> Record extracts
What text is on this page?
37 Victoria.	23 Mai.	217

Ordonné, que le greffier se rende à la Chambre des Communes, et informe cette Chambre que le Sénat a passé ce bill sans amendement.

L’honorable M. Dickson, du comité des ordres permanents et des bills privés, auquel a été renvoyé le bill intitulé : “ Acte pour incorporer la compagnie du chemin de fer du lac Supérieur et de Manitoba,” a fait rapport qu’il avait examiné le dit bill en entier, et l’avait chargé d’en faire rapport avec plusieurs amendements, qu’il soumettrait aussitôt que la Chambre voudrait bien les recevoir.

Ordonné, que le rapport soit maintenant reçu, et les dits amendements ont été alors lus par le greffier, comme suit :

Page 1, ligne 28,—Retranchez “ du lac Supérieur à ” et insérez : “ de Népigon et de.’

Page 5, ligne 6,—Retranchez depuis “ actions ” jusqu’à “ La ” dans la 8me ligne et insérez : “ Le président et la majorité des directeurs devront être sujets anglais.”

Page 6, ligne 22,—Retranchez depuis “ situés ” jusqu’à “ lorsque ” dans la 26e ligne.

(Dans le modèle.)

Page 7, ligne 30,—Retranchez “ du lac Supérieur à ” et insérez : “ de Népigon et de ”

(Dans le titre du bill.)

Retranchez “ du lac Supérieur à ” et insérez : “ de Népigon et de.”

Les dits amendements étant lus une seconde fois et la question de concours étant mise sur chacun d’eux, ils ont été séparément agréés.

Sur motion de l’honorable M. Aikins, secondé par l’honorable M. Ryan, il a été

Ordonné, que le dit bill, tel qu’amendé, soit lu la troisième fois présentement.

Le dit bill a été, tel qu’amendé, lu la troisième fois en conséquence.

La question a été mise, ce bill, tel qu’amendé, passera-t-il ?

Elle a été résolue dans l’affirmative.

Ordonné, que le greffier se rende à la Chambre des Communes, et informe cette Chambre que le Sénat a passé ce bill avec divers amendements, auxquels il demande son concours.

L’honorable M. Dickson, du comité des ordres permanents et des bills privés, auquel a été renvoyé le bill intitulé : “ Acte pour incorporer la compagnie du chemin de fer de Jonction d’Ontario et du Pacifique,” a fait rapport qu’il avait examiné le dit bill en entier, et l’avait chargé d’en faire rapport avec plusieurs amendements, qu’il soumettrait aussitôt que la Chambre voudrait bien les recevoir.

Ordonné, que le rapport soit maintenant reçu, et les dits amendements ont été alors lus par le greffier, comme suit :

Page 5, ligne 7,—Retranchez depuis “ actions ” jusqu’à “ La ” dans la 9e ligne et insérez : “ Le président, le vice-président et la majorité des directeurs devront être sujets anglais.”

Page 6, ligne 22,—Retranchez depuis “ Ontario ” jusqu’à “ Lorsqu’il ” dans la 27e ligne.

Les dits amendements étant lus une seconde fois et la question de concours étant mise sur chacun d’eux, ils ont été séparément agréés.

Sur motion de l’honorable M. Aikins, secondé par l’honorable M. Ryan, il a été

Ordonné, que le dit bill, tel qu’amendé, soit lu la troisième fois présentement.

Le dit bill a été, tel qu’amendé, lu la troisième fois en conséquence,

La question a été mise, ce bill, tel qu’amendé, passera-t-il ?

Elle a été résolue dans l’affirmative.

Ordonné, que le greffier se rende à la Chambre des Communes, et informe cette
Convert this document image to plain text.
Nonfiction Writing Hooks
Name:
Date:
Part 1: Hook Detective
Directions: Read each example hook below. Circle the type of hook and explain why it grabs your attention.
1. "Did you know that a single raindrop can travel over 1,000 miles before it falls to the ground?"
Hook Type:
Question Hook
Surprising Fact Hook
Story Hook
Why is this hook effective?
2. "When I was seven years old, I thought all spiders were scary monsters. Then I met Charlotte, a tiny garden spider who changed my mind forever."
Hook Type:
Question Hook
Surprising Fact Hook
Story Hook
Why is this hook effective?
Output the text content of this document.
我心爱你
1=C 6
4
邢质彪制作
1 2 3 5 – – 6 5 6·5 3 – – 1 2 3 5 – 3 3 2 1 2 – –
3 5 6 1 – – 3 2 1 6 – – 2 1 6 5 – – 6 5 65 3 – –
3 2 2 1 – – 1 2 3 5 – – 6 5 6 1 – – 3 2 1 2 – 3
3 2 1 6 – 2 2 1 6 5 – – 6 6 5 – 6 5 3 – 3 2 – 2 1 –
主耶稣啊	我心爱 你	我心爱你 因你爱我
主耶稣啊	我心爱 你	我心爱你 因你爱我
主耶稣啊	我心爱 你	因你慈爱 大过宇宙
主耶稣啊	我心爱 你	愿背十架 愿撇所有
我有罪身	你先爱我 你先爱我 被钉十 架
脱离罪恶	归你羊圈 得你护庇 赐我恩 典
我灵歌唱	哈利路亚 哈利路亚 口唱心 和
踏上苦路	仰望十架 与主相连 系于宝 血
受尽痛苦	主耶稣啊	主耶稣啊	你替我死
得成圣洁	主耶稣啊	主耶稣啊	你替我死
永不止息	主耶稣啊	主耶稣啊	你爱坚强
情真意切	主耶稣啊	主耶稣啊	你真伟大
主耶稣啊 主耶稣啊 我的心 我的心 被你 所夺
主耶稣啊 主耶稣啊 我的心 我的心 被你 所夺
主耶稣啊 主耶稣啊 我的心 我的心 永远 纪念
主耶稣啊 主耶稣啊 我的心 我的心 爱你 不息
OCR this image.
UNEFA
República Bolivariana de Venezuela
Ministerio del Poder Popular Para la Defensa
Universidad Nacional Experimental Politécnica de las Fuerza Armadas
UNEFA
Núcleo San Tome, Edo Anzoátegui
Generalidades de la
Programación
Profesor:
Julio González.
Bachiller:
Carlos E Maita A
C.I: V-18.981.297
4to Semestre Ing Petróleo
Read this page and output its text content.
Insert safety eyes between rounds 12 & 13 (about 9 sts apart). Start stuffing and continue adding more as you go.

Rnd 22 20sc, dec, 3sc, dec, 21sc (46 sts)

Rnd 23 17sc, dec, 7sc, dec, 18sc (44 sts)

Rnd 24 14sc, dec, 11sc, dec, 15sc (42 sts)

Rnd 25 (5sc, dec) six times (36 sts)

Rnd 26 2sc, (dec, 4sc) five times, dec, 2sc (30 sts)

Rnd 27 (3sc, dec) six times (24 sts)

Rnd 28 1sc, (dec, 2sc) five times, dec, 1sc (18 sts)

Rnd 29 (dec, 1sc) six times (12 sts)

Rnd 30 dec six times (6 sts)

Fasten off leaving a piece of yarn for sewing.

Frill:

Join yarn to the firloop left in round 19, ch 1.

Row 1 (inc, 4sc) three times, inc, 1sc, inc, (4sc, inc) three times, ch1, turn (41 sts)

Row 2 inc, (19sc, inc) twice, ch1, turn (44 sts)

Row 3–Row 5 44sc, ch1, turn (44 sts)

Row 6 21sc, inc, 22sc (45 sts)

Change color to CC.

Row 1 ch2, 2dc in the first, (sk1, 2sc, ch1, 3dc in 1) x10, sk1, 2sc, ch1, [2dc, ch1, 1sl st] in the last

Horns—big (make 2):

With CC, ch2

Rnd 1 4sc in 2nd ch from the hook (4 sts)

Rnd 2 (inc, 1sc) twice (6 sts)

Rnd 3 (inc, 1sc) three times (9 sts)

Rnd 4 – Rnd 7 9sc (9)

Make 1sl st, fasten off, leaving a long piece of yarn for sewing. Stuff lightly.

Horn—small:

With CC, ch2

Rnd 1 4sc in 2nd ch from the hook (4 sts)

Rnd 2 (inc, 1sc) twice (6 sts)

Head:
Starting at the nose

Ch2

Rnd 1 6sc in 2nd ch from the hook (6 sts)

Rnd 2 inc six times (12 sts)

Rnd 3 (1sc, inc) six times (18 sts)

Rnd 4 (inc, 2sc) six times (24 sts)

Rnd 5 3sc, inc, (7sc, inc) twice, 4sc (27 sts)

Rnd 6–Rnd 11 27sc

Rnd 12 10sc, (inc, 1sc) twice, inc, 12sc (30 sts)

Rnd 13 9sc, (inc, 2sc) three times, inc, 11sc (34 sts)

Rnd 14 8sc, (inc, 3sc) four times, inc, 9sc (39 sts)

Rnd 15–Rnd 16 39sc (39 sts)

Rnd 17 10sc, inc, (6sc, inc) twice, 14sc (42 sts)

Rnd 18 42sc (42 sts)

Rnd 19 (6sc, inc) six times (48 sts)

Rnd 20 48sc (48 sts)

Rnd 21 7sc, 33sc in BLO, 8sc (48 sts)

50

> What you need to do
Identify and copy the lines holding the word "ligne".

> Answer below
Page 1, ligne 28,—Retranchez “ du lac Supérieur à ” et insérez : “ de Népigon et de.’
Page 5, ligne 6,—Retranchez depuis “ actions ” jusqu’à “ La ” dans la 8me ligne et insérez : “ Le président et la majorité des directeurs devront être sujets anglais.”
Page 6, ligne 22,—Retranchez depuis “ situés ” jusqu’à “ lorsque ” dans la 26e ligne.
Page 7, ligne 30,—Retranchez “ du lac Supérieur à ” et insérez : “ de Népigon et de ”
Page 5, ligne 7,—Retranchez depuis “ actions ” jusqu’à “ La ” dans la 9e ligne et insérez : “ Le président, le vice-président et la majorité des directeurs devront être sujets anglais.”
Page 6, ligne 22,—Retranchez depuis “ Ontario ” jusqu’à “ Lorsqu’il ” dans la 27e ligne.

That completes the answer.